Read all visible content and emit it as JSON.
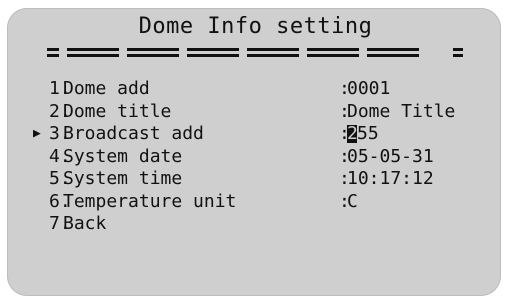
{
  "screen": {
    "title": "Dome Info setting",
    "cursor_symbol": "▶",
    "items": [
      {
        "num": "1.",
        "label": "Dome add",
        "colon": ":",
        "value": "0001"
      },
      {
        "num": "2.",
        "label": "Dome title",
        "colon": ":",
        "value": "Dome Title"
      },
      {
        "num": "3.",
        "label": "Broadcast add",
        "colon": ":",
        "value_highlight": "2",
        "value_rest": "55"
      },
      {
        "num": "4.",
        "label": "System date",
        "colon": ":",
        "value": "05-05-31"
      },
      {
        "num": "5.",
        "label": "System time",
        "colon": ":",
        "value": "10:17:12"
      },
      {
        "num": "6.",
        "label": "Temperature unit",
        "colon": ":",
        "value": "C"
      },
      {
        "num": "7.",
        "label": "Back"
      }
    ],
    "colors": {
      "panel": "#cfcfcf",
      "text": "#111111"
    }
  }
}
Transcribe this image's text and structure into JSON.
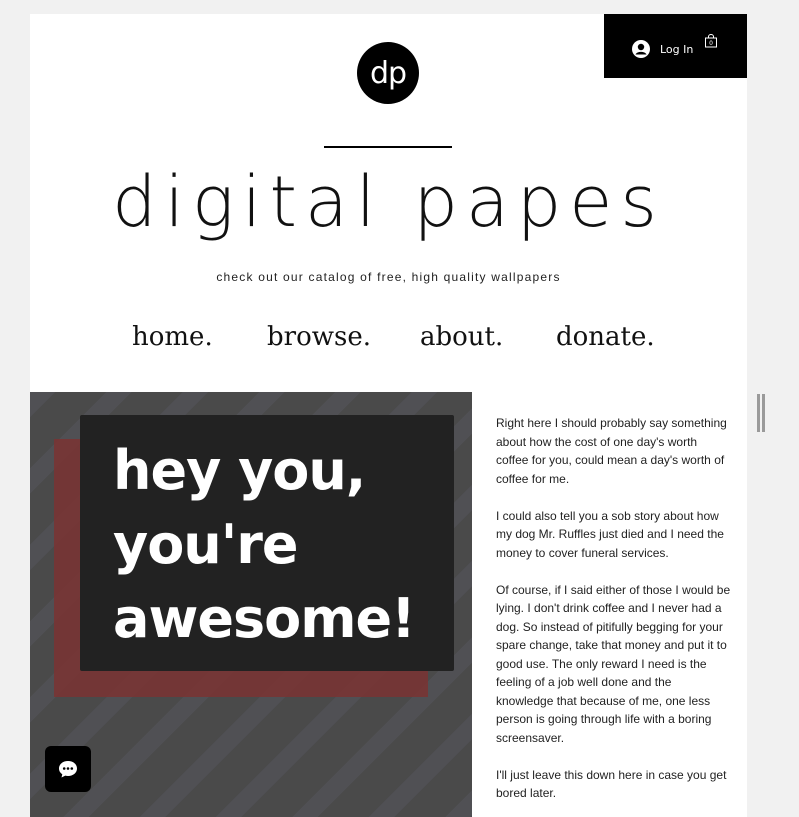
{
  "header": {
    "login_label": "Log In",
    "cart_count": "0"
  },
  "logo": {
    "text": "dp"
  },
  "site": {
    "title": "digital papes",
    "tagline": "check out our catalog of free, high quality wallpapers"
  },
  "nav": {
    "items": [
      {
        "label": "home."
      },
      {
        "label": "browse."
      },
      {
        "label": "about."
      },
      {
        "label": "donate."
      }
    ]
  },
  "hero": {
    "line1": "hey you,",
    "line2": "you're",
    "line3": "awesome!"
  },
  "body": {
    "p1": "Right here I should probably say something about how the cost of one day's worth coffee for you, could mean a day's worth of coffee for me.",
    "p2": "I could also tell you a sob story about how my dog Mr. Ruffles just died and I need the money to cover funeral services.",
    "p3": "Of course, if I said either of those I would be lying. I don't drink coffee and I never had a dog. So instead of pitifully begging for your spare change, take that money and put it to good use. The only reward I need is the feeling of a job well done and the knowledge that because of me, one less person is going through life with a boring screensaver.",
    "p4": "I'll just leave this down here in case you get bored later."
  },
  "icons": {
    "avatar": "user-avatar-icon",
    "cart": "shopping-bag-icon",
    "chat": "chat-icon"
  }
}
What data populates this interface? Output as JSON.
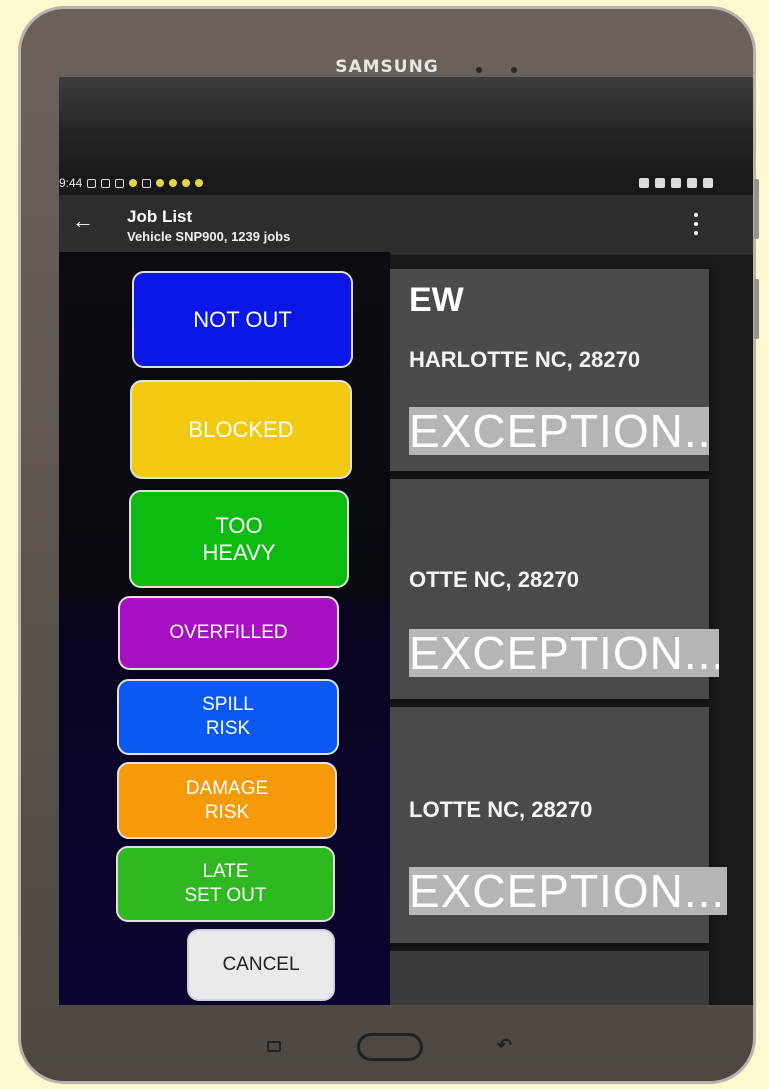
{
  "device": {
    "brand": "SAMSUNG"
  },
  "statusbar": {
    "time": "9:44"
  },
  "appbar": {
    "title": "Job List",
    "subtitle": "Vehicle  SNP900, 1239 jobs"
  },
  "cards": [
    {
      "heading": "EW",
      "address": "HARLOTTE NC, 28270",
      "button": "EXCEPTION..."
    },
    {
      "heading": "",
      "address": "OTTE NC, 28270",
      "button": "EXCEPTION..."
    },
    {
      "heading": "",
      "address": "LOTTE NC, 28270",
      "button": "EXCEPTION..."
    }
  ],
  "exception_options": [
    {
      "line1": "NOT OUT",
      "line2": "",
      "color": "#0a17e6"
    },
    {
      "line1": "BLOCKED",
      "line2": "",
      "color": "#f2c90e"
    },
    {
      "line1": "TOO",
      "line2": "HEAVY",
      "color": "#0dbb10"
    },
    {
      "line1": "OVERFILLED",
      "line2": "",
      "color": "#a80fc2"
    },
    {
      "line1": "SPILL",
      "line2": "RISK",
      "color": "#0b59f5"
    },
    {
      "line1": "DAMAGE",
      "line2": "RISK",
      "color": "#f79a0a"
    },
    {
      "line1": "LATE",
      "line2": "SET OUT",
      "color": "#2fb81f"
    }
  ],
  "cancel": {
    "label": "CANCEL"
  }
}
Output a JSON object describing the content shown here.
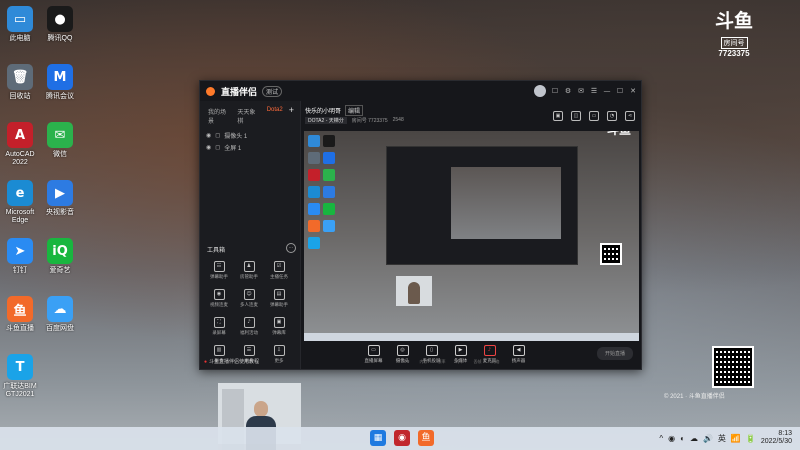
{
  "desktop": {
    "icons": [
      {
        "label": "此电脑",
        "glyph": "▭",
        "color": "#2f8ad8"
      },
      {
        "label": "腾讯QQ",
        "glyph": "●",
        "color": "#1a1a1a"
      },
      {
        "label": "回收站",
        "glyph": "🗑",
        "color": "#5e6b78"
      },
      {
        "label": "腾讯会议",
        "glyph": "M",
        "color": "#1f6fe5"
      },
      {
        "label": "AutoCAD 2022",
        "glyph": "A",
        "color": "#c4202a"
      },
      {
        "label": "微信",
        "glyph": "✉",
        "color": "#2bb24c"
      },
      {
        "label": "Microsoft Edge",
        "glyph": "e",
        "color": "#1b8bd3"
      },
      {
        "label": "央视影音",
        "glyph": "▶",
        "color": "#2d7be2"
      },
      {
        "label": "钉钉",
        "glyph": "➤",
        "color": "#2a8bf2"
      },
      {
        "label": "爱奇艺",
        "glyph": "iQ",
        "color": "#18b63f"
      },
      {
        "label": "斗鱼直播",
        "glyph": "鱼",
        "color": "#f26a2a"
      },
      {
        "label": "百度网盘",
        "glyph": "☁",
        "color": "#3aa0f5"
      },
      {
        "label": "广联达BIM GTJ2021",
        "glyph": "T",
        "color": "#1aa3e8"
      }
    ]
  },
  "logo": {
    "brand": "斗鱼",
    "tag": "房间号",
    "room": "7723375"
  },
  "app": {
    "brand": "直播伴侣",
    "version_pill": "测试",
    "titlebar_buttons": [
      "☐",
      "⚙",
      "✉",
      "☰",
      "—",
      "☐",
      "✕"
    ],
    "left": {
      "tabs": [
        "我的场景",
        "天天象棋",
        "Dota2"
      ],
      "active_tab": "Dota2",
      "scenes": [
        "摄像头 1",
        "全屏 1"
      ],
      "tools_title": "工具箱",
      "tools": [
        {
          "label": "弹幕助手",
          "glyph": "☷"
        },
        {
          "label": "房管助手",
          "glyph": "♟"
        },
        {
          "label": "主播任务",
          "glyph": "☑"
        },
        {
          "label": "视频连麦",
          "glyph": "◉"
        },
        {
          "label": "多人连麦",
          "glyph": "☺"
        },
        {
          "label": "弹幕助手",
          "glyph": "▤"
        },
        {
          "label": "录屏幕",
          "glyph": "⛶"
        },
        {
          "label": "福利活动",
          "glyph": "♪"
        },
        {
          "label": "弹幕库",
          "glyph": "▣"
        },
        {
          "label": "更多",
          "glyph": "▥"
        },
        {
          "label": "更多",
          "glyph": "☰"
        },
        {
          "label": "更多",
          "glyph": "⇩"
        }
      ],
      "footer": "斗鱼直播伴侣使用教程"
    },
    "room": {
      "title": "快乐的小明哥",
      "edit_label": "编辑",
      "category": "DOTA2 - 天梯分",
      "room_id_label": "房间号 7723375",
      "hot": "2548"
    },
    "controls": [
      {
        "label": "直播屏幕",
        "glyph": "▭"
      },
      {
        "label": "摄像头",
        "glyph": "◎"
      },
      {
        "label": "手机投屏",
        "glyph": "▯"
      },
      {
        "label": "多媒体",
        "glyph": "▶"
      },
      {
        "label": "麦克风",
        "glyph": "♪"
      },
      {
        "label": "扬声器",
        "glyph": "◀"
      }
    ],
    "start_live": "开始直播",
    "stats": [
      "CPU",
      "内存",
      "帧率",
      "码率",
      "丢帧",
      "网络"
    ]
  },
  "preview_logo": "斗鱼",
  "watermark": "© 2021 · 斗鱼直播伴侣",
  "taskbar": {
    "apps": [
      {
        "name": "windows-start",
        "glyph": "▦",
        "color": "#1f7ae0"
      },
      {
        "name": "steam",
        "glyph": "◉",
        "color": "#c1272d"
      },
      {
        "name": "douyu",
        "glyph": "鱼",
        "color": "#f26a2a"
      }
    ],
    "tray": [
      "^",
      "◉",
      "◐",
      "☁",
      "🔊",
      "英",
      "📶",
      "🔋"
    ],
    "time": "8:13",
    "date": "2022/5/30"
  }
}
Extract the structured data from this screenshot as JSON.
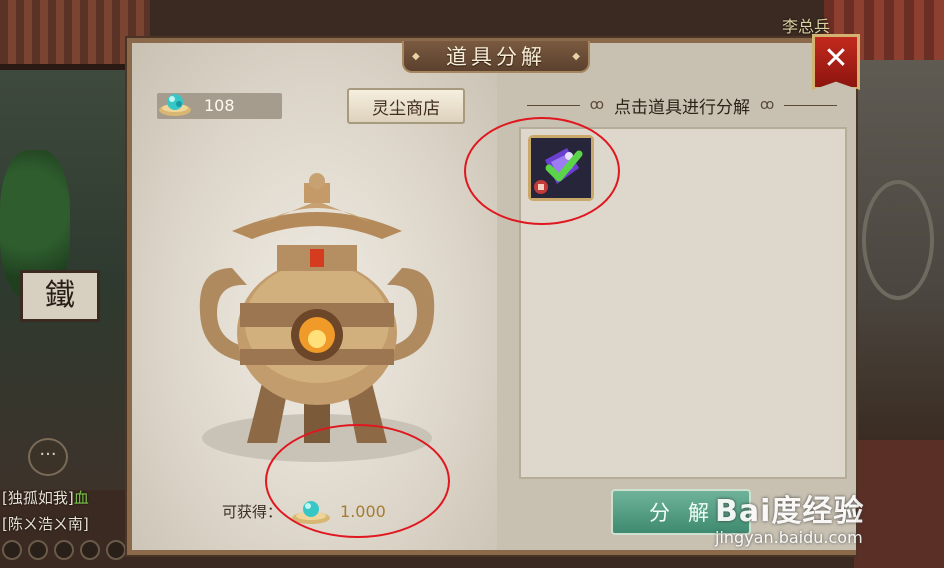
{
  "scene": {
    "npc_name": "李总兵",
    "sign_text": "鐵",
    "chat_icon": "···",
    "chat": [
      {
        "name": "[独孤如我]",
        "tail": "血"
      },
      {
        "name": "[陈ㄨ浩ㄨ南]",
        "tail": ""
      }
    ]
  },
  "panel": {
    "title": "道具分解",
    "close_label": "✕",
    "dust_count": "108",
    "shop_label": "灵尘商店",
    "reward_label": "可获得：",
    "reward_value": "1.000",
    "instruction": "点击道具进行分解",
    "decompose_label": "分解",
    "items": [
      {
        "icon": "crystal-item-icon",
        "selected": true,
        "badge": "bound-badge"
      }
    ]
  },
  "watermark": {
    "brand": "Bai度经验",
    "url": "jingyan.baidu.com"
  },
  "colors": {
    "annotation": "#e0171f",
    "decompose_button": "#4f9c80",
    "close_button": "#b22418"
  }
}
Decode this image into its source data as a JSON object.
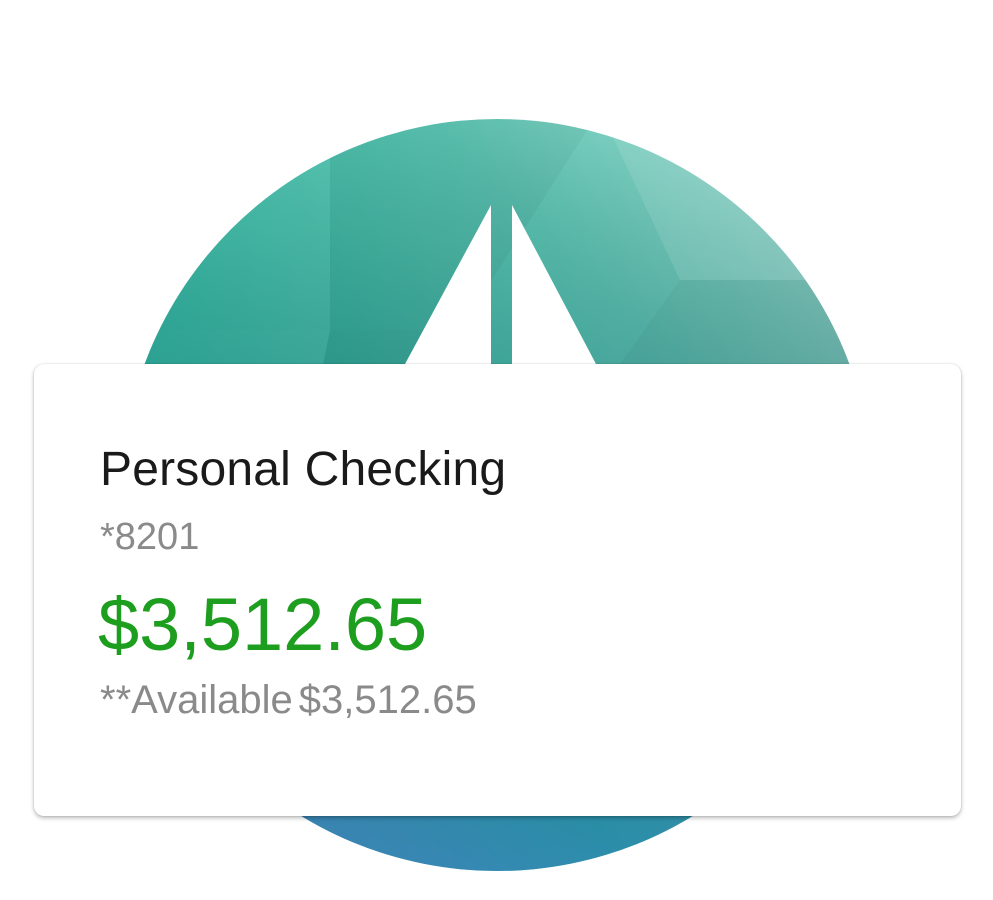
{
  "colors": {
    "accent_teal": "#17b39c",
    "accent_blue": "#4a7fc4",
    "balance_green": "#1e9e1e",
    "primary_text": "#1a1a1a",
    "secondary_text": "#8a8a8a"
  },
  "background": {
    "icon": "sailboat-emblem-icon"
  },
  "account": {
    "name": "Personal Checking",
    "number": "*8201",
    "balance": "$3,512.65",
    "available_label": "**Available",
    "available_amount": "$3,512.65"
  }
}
== == ==
Find how many lines in the listing contain the word "this" and give that count alone.

5